[Items listed in a dataset]

/---

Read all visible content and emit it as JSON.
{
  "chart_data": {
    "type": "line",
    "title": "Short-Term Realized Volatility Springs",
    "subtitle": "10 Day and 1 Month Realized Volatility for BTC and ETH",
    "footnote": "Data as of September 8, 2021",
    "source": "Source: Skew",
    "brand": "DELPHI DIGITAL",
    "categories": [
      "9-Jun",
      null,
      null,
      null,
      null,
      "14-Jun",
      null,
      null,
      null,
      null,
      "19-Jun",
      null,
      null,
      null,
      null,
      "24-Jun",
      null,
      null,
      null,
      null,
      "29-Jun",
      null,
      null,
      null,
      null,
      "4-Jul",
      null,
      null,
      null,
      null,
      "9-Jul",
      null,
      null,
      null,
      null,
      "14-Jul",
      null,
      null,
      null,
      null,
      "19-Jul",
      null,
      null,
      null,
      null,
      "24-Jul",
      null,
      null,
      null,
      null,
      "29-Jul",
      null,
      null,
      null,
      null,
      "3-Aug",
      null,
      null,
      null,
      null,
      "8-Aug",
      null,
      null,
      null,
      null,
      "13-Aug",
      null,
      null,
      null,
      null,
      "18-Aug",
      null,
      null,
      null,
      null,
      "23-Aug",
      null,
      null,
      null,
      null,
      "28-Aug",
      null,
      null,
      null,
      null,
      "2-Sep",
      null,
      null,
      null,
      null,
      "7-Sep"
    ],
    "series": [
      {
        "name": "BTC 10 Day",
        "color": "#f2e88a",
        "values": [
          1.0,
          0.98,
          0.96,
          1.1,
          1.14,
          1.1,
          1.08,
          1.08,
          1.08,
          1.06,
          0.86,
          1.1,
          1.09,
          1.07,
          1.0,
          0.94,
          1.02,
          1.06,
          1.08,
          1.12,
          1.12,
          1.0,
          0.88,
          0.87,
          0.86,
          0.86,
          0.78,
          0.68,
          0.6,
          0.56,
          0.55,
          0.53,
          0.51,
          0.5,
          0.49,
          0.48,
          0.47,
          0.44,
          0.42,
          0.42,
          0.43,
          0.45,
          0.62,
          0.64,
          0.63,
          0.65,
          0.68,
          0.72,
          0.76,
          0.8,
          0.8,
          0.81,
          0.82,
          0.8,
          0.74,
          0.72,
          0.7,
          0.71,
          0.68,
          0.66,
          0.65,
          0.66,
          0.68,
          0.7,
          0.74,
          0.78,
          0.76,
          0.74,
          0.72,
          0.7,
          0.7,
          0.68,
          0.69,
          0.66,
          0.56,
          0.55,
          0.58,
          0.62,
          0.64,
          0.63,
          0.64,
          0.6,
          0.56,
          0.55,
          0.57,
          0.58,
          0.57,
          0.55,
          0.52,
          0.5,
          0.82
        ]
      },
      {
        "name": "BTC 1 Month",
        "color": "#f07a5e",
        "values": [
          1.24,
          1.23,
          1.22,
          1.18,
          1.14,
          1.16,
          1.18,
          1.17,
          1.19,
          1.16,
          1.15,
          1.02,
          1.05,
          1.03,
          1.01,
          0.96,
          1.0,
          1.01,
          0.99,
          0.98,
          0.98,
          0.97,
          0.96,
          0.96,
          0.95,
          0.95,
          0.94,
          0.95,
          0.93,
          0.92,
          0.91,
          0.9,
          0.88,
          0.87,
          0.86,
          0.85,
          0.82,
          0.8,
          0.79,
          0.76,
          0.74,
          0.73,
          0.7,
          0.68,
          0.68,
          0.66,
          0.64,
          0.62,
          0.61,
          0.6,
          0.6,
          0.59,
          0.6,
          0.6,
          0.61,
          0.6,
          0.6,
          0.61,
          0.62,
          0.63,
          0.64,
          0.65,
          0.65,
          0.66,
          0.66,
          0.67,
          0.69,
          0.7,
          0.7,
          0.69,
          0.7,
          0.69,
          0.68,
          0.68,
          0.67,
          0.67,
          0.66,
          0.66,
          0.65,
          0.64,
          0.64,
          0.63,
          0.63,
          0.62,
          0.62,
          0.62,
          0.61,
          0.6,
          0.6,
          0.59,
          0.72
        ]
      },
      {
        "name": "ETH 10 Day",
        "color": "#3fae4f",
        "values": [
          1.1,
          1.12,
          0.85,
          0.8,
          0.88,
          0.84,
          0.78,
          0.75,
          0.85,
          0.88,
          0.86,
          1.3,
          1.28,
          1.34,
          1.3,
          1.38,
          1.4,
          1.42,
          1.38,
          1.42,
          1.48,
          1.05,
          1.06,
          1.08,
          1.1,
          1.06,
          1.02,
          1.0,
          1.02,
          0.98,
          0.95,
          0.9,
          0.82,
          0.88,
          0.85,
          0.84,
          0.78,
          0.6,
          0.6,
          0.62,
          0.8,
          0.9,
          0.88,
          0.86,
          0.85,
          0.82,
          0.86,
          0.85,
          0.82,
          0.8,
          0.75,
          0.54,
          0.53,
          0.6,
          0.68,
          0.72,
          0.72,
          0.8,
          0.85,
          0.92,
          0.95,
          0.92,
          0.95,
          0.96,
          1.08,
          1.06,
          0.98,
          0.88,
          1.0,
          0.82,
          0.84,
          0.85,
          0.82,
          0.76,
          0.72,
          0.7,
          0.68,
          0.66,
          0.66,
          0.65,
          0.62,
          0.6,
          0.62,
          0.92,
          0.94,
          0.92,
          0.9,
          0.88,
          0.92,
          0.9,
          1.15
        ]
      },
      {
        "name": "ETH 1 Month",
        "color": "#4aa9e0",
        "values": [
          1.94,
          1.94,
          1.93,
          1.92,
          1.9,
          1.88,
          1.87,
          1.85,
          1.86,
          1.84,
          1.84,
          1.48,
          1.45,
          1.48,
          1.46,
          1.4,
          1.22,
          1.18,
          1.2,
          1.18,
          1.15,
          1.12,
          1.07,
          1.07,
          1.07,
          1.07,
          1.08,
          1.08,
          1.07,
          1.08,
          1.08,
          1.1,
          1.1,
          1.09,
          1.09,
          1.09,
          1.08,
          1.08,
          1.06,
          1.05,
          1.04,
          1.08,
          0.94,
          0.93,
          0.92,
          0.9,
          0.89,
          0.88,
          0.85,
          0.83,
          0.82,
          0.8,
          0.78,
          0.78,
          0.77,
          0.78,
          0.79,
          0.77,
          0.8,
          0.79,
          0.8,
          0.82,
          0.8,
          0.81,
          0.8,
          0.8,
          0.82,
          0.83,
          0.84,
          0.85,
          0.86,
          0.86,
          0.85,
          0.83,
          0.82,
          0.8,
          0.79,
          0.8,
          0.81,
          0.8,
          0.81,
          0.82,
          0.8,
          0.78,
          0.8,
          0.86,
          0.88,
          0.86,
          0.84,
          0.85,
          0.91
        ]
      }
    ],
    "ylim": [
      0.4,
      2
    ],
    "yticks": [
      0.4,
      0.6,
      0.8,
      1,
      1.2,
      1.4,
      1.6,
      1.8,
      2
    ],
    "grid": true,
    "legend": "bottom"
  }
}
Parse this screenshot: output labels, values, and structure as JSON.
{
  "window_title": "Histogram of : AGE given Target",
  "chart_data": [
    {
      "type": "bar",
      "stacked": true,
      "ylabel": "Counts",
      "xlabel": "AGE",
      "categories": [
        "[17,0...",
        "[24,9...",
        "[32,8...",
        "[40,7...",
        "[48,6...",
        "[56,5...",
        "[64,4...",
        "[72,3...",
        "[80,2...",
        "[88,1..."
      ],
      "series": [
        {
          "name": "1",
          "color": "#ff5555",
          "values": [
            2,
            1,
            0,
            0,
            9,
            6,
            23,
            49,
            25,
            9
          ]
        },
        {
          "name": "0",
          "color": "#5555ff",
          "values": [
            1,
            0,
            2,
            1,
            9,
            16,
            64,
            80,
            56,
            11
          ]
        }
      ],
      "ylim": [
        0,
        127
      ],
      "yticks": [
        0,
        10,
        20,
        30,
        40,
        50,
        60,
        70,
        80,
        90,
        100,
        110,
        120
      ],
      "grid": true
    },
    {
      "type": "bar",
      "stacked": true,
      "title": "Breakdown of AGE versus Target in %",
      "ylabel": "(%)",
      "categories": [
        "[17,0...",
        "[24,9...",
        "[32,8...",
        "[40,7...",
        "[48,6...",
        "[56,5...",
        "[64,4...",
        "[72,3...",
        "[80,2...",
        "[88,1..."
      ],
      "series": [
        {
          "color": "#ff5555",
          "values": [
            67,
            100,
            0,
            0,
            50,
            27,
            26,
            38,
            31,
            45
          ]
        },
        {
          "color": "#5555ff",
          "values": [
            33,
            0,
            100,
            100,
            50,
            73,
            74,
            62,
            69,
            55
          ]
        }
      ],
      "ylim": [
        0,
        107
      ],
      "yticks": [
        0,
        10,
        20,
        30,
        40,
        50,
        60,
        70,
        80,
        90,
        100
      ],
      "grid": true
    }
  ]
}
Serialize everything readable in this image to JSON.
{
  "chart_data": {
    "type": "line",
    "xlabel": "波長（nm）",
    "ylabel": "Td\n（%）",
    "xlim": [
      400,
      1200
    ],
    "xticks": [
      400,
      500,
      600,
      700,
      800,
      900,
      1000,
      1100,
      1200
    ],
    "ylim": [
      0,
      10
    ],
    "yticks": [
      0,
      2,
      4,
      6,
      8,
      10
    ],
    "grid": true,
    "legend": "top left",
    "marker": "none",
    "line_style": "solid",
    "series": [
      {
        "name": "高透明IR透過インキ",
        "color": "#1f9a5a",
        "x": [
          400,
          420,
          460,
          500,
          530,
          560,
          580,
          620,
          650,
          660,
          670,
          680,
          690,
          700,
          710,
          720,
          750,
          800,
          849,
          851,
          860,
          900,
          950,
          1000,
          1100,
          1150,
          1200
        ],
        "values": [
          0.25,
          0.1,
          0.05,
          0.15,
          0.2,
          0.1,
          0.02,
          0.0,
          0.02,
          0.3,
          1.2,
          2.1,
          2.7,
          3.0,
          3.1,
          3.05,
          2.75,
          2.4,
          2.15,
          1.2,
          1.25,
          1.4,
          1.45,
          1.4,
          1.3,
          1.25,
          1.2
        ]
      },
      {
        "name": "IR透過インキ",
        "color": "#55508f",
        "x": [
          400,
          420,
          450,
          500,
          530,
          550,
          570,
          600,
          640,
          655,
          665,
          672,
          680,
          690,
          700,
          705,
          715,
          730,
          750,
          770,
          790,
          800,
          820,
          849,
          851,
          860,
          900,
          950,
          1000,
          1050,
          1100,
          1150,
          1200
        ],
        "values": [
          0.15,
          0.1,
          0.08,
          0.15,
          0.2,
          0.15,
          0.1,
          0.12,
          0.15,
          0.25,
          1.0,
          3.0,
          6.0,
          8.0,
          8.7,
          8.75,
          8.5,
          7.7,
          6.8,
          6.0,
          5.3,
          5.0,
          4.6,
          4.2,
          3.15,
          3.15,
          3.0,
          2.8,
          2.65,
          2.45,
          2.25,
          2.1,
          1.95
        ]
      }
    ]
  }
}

\---

Brief
Identify the lines of the data that contain the word "Volatility". Copy each of them.

Correct result
    "title": "Short-Term Realized Volatility Springs",
    "subtitle": "10 Day and 1 Month Realized Volatility for BTC and ETH",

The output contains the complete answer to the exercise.